## [WORK REQUIRED]
Copy out the material below in full, but not its images.

*-*-*

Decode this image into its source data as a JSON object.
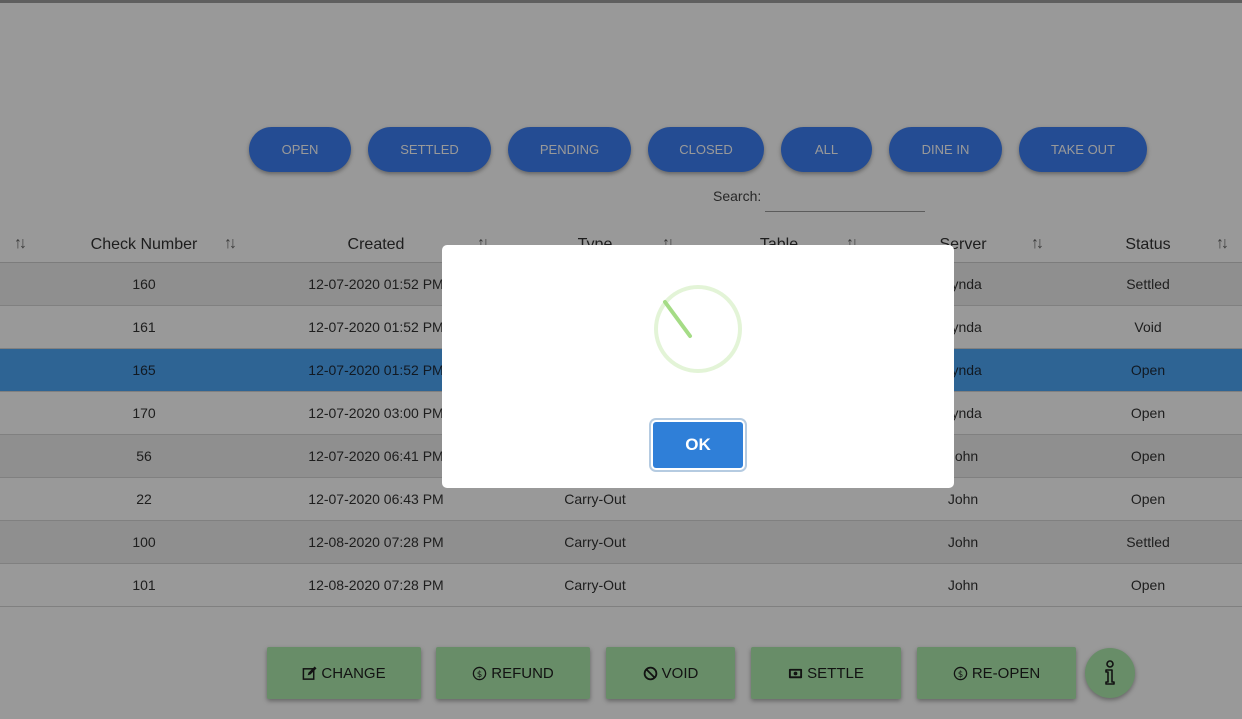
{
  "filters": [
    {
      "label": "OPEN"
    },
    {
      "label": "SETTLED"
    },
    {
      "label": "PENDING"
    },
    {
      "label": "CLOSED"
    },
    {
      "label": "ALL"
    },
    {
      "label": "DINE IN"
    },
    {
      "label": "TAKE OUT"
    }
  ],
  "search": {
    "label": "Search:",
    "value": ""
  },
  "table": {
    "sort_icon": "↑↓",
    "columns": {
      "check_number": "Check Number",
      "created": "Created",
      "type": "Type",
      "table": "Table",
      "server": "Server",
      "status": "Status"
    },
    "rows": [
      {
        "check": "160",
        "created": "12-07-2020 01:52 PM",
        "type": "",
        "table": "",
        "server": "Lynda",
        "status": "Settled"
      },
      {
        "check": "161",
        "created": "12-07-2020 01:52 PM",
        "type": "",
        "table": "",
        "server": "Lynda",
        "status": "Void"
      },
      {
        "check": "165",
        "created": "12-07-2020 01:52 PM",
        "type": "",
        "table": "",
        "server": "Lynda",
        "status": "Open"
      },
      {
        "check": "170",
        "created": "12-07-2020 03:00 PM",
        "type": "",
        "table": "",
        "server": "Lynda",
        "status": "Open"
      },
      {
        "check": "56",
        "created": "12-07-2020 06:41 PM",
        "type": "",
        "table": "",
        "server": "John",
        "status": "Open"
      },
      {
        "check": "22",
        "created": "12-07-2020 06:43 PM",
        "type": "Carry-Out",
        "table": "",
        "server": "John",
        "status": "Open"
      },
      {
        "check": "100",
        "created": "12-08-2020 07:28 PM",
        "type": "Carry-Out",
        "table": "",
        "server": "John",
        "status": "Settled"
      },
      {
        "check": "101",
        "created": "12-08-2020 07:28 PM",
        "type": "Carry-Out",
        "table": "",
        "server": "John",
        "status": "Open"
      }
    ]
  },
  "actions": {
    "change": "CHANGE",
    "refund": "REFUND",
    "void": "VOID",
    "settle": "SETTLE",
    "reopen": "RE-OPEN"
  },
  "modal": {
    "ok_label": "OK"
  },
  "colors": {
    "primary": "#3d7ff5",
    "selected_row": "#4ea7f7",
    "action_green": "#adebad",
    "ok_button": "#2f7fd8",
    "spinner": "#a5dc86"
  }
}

*-*-*

## [REPLY]
Decode this image into its source data as a JSON object.
{
  "filters": [
    {
      "label": "OPEN"
    },
    {
      "label": "SETTLED"
    },
    {
      "label": "PENDING"
    },
    {
      "label": "CLOSED"
    },
    {
      "label": "ALL"
    },
    {
      "label": "DINE IN"
    },
    {
      "label": "TAKE OUT"
    }
  ],
  "search": {
    "label": "Search:",
    "value": ""
  },
  "table": {
    "sort_icon": "↑↓",
    "columns": {
      "check_number": "Check Number",
      "created": "Created",
      "type": "Type",
      "table": "Table",
      "server": "Server",
      "status": "Status"
    },
    "rows": [
      {
        "check": "160",
        "created": "12-07-2020 01:52 PM",
        "type": "",
        "table": "",
        "server": "Lynda",
        "status": "Settled"
      },
      {
        "check": "161",
        "created": "12-07-2020 01:52 PM",
        "type": "",
        "table": "",
        "server": "Lynda",
        "status": "Void"
      },
      {
        "check": "165",
        "created": "12-07-2020 01:52 PM",
        "type": "",
        "table": "",
        "server": "Lynda",
        "status": "Open"
      },
      {
        "check": "170",
        "created": "12-07-2020 03:00 PM",
        "type": "",
        "table": "",
        "server": "Lynda",
        "status": "Open"
      },
      {
        "check": "56",
        "created": "12-07-2020 06:41 PM",
        "type": "",
        "table": "",
        "server": "John",
        "status": "Open"
      },
      {
        "check": "22",
        "created": "12-07-2020 06:43 PM",
        "type": "Carry-Out",
        "table": "",
        "server": "John",
        "status": "Open"
      },
      {
        "check": "100",
        "created": "12-08-2020 07:28 PM",
        "type": "Carry-Out",
        "table": "",
        "server": "John",
        "status": "Settled"
      },
      {
        "check": "101",
        "created": "12-08-2020 07:28 PM",
        "type": "Carry-Out",
        "table": "",
        "server": "John",
        "status": "Open"
      }
    ]
  },
  "actions": {
    "change": "CHANGE",
    "refund": "REFUND",
    "void": "VOID",
    "settle": "SETTLE",
    "reopen": "RE-OPEN"
  },
  "modal": {
    "ok_label": "OK"
  },
  "colors": {
    "primary": "#3d7ff5",
    "selected_row": "#4ea7f7",
    "action_green": "#adebad",
    "ok_button": "#2f7fd8",
    "spinner": "#a5dc86"
  }
}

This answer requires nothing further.